### EXERCISE
Do not include the pictures; repeat the rest of the data exactly.

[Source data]

>>>>>

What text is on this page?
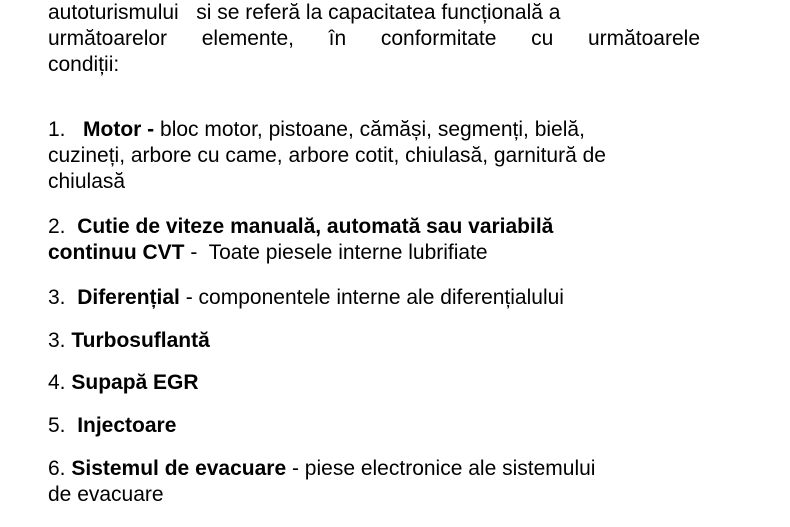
autoturismului   si se referă la capacitatea funcțională a
următoarelor elemente, în conformitate cu următoarele
condiții:

1. Motor - bloc motor, pistoane, cămăși, segmenți, bielă,
cuzineți, arbore cu came, arbore cotit, chiulasă, garnitură de
chiulasă

2. Cutie de viteze manuală, automată sau variabilă
continuu CVT -  Toate piesele interne lubrifiate

3. Diferențial - componentele interne ale diferențialului

3. Turbosuflantă

4. Supapă EGR

5. Injectoare

6. Sistemul de evacuare - piese electronice ale sistemului
de evacuare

<<<<<

### RESULT FOR THIS TASK
What text is on this page?
autoturismului   si se referă la capacitatea funcțională a
următoarelor elemente, în conformitate cu următoarele
condiții:

1. Motor - bloc motor, pistoane, cămăși, segmenți, bielă,
cuzineți, arbore cu came, arbore cotit, chiulasă, garnitură de
chiulasă

2. Cutie de viteze manuală, automată sau variabilă
continuu CVT -  Toate piesele interne lubrifiate

3. Diferențial - componentele interne ale diferențialului

3. Turbosuflantă

4. Supapă EGR

5. Injectoare

6. Sistemul de evacuare - piese electronice ale sistemului
de evacuare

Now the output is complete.